=== WHAT YOU NEED TO DO ===
Your task is to repeat all of the data exactly while excluding the pictures.

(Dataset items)

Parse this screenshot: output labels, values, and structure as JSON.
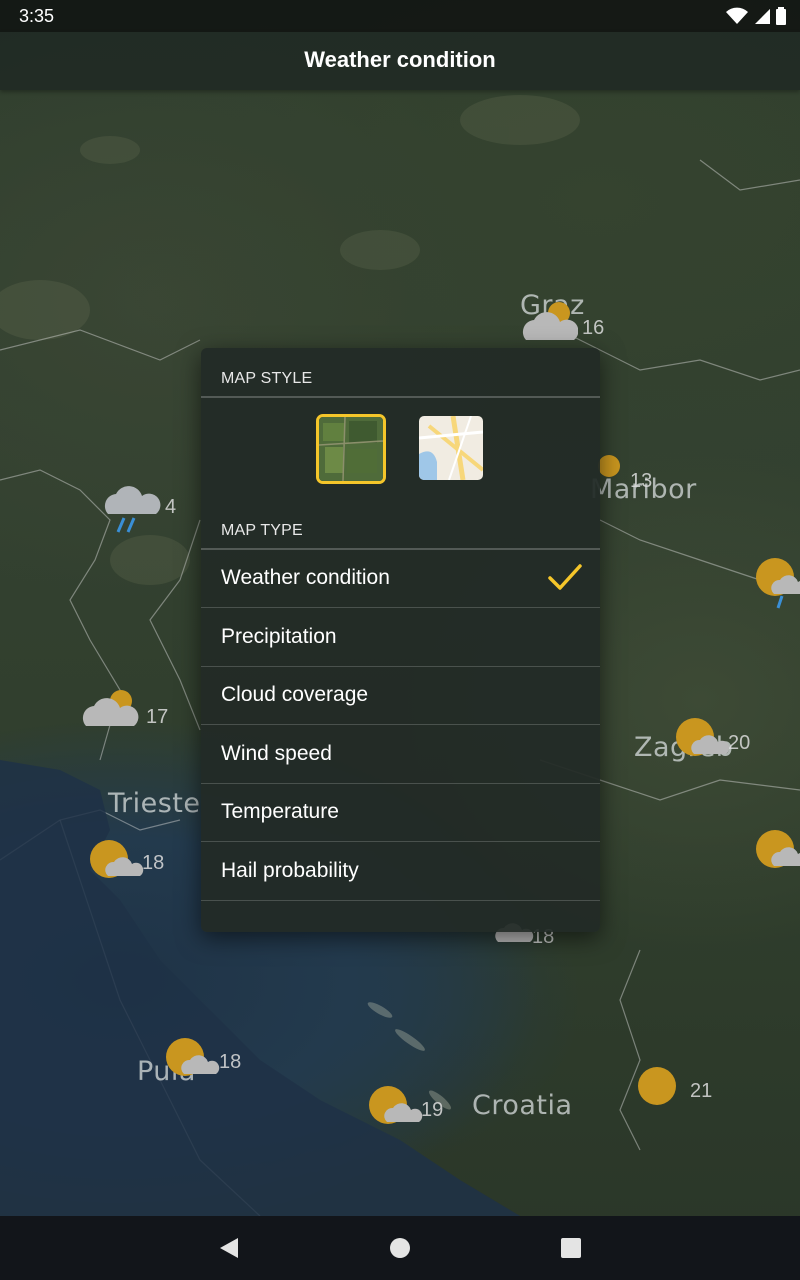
{
  "status_bar": {
    "time": "3:35"
  },
  "app_bar": {
    "title": "Weather condition"
  },
  "map": {
    "cities": [
      "Graz",
      "Maribor",
      "Trieste",
      "Zagreb",
      "Pula",
      "Croatia"
    ],
    "temperatures": [
      "16",
      "13",
      "4",
      "17",
      "20",
      "18",
      "18",
      "18",
      "19",
      "21"
    ]
  },
  "dialog": {
    "map_style_header": "MAP STYLE",
    "map_type_header": "MAP TYPE",
    "styles": [
      "satellite-style",
      "street-style"
    ],
    "selected_style": "satellite-style",
    "map_types": [
      {
        "label": "Weather condition",
        "selected": true
      },
      {
        "label": "Precipitation",
        "selected": false
      },
      {
        "label": "Cloud coverage",
        "selected": false
      },
      {
        "label": "Wind speed",
        "selected": false
      },
      {
        "label": "Temperature",
        "selected": false
      },
      {
        "label": "Hail probability",
        "selected": false
      }
    ],
    "accent_color": "#f5c62a"
  },
  "nav_bar": {
    "icons": [
      "back-icon",
      "home-icon",
      "recents-icon"
    ]
  }
}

=== PROBLEM SOLUTION ===
Parse this screenshot: output labels, values, and structure as JSON.
{
  "status_bar": {
    "time": "3:35"
  },
  "app_bar": {
    "title": "Weather condition"
  },
  "map": {
    "cities": [
      "Graz",
      "Maribor",
      "Trieste",
      "Zagreb",
      "Pula",
      "Croatia"
    ],
    "temperatures": [
      "16",
      "13",
      "4",
      "17",
      "20",
      "18",
      "18",
      "18",
      "19",
      "21"
    ]
  },
  "dialog": {
    "map_style_header": "MAP STYLE",
    "map_type_header": "MAP TYPE",
    "styles": [
      "satellite-style",
      "street-style"
    ],
    "selected_style": "satellite-style",
    "map_types": [
      {
        "label": "Weather condition",
        "selected": true
      },
      {
        "label": "Precipitation",
        "selected": false
      },
      {
        "label": "Cloud coverage",
        "selected": false
      },
      {
        "label": "Wind speed",
        "selected": false
      },
      {
        "label": "Temperature",
        "selected": false
      },
      {
        "label": "Hail probability",
        "selected": false
      }
    ],
    "accent_color": "#f5c62a"
  },
  "nav_bar": {
    "icons": [
      "back-icon",
      "home-icon",
      "recents-icon"
    ]
  }
}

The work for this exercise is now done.